Element and region listings:

○ ○ ○ ○ ○

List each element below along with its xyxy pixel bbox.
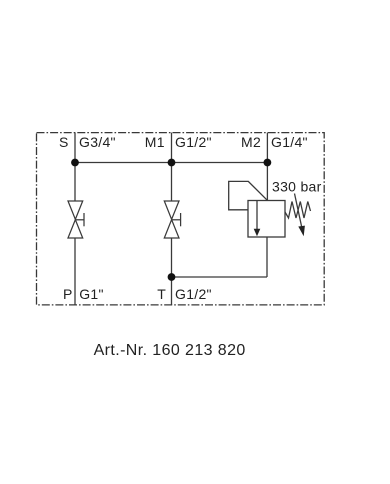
svg-text:G1/2": G1/2" bbox=[175, 286, 212, 302]
svg-text:M2: M2 bbox=[241, 134, 261, 150]
svg-text:M1: M1 bbox=[145, 134, 165, 150]
svg-text:P: P bbox=[63, 286, 73, 302]
svg-text:T: T bbox=[157, 286, 166, 302]
svg-text:G3/4": G3/4" bbox=[79, 134, 116, 150]
svg-text:330 bar: 330 bar bbox=[272, 178, 322, 194]
svg-text:G1": G1" bbox=[79, 286, 104, 302]
svg-text:G1/4": G1/4" bbox=[271, 134, 308, 150]
svg-text:G1/2": G1/2" bbox=[175, 134, 212, 150]
svg-text:Art.-Nr. 160 213 820: Art.-Nr. 160 213 820 bbox=[94, 342, 246, 359]
svg-text:S: S bbox=[59, 134, 69, 150]
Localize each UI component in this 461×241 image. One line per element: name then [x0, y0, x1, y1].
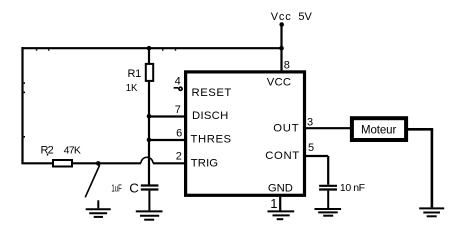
wire motor to ground	[408, 129, 433, 207]
svg-text:TRIG: TRIG	[191, 157, 218, 169]
wire stub tick top rail 4	[175, 49, 177, 50]
capacitor C	[141, 186, 159, 211]
op-amp U1 555 timer body	[186, 72, 305, 195]
wire timing node vertical	[148, 82, 150, 185]
svg-text:RESET: RESET	[192, 87, 232, 99]
svg-text:1uF: 1uF	[111, 182, 122, 194]
ground under 10nF	[315, 209, 342, 216]
wire left rail	[21, 47, 23, 163]
wire pin 7	[149, 115, 184, 117]
svg-text:7: 7	[175, 104, 181, 116]
capacitor 10nF	[319, 186, 337, 209]
wire stub tick near R2	[47, 154, 48, 156]
wire pin 5	[306, 156, 328, 185]
wire stub tick top rail 3	[162, 49, 164, 50]
motor block Moteur	[352, 118, 406, 140]
svg-text:Moteur: Moteur	[361, 124, 396, 136]
junction timing node / pin 6	[147, 138, 152, 143]
svg-text:6: 6	[176, 128, 182, 140]
svg-text:5V: 5V	[298, 11, 312, 23]
svg-text:5: 5	[308, 142, 314, 154]
svg-text:OUT: OUT	[273, 123, 298, 135]
svg-text:R1: R1	[128, 68, 142, 80]
svg-text:10 nF: 10 nF	[340, 182, 365, 194]
wire stub tick top rail 2	[48, 49, 50, 50]
wire top Vcc rail	[21, 47, 281, 49]
svg-text:GND: GND	[268, 182, 293, 194]
svg-text:1: 1	[270, 196, 277, 211]
svg-text:CONT: CONT	[265, 150, 299, 162]
resistor R1	[146, 47, 153, 81]
wire hop over timing node	[141, 157, 153, 163]
switch lever	[85, 165, 100, 197]
wire pin 6	[149, 139, 184, 141]
ground under C	[136, 211, 163, 219]
svg-text:THRES: THRES	[191, 134, 232, 146]
wire stub tick left rail 3	[24, 136, 25, 138]
svg-text:DISCH: DISCH	[192, 110, 228, 122]
wire stub tick left rail 1	[24, 82, 25, 84]
wire pin 3 to motor	[306, 127, 350, 129]
junction Vcc rail / pin-8 wire	[279, 46, 284, 51]
svg-text:2: 2	[176, 151, 182, 163]
svg-text:8: 8	[284, 60, 290, 72]
wire stub tick left rail 2	[24, 92, 25, 94]
junction R1 top on rail	[147, 46, 152, 51]
ground under switch	[86, 200, 111, 217]
svg-text:1K: 1K	[126, 82, 138, 94]
wire trigger net horizontal	[21, 162, 184, 164]
ground under pin 1	[268, 211, 295, 219]
wire Vcc drop to pin 8	[280, 25, 282, 71]
svg-text:3: 3	[307, 116, 313, 128]
svg-text:47K: 47K	[64, 145, 81, 157]
node Vcc terminal	[279, 22, 284, 27]
svg-text:VCC: VCC	[267, 77, 291, 89]
ground right of motor	[419, 208, 444, 216]
pin 4 stub with inversion bubble	[174, 87, 182, 90]
svg-text:C: C	[129, 181, 139, 196]
svg-text:Vcc: Vcc	[271, 11, 292, 23]
svg-text:4: 4	[175, 76, 181, 88]
junction switch on trigger net	[96, 161, 101, 166]
wire pin 1 to ground	[279, 197, 281, 212]
resistor R2	[53, 160, 72, 167]
junction timing node / pin 7	[147, 114, 152, 119]
wire stub tick top rail 1	[36, 49, 38, 50]
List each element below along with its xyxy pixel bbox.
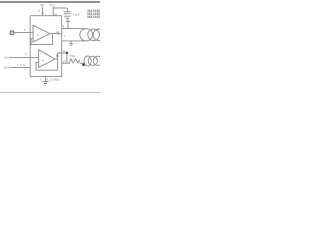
coax cable lower: [84, 56, 91, 66]
wire U1a feedback: [31, 34, 53, 45]
svg-text:13: 13: [37, 9, 40, 12]
IC U1 box: [30, 16, 62, 77]
wire input to U1b: [9, 56, 39, 60]
svg-text:IN: IN: [41, 3, 45, 7]
internal block U1b output: [56, 55, 58, 58]
junction dot: [66, 52, 69, 55]
terminal IN1: [10, 31, 13, 34]
ground coax upper bottom: [69, 41, 73, 44]
coax cable upper: [80, 29, 93, 41]
ground C1: [64, 14, 70, 18]
wire VCC: [51, 7, 55, 16]
border bottom: [0, 91, 100, 94]
resistor R1: [70, 59, 80, 63]
ground: [43, 80, 49, 84]
svg-text:MAX4452: MAX4452: [87, 15, 100, 19]
junction dot coax: [82, 64, 85, 67]
wire R1 to coax: [80, 61, 85, 65]
op-amp U1a: [33, 25, 50, 42]
arrowhead pin13: [41, 13, 43, 16]
wire U1a output: [50, 32, 62, 36]
internal block U1a output: [57, 32, 59, 35]
svg-text:7: 7: [64, 34, 66, 38]
svg-text:A: A: [42, 58, 44, 62]
wire NC2: [9, 66, 30, 70]
svg-text:0.1µF: 0.1µF: [73, 12, 80, 16]
op-amp U1b: [39, 50, 55, 68]
wire pin8 out: [62, 27, 86, 31]
wire U1b output internal: [55, 53, 62, 59]
wire pin12: [62, 51, 68, 55]
svg-text:NC: NC: [4, 66, 9, 70]
wire VCC to C1: [53, 6, 67, 10]
wire pin13: [41, 7, 45, 13]
wire pin7: [62, 39, 86, 43]
svg-text:6, 11 (GND): 6, 11 (GND): [47, 78, 60, 82]
svg-text:2: 2: [25, 52, 27, 56]
capacitor C1: [66, 8, 70, 12]
ground coax upper top (inverted): [66, 22, 70, 29]
wire gnd stub: [44, 77, 48, 82]
svg-text:CC: CC: [52, 5, 56, 8]
border top: [0, 1, 100, 3]
wire U1b feedback: [36, 59, 58, 70]
svg-text:NC: NC: [4, 56, 9, 60]
svg-text:5: 5: [24, 28, 26, 32]
wire pin10: [62, 61, 70, 65]
svg-text:A: A: [37, 33, 39, 37]
svg-text:1, 4, 9: 1, 4, 9: [17, 63, 25, 67]
wire input to U1a: [14, 31, 33, 35]
svg-text:3,: 3,: [40, 78, 42, 82]
wire jumper 12-10: [65, 53, 69, 63]
svg-text:75Ω: 75Ω: [70, 54, 76, 58]
svg-text:+: +: [40, 53, 42, 55]
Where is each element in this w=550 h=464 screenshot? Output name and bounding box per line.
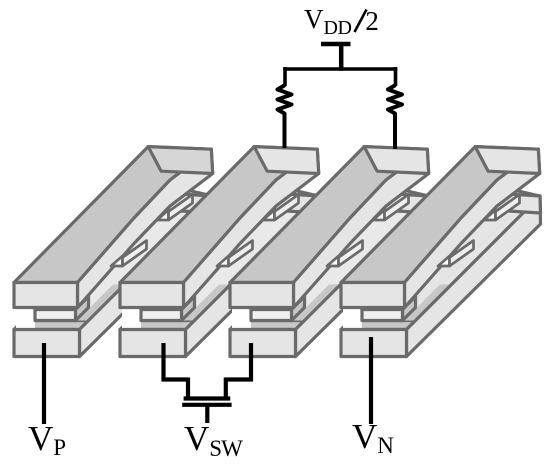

○ ○ ○ ○ ○

- _WORK REQUIRED_
How many lines in the listing contain the string "under"? Give only the number.

- _SOLUTION TO THIS PROBLEM_
4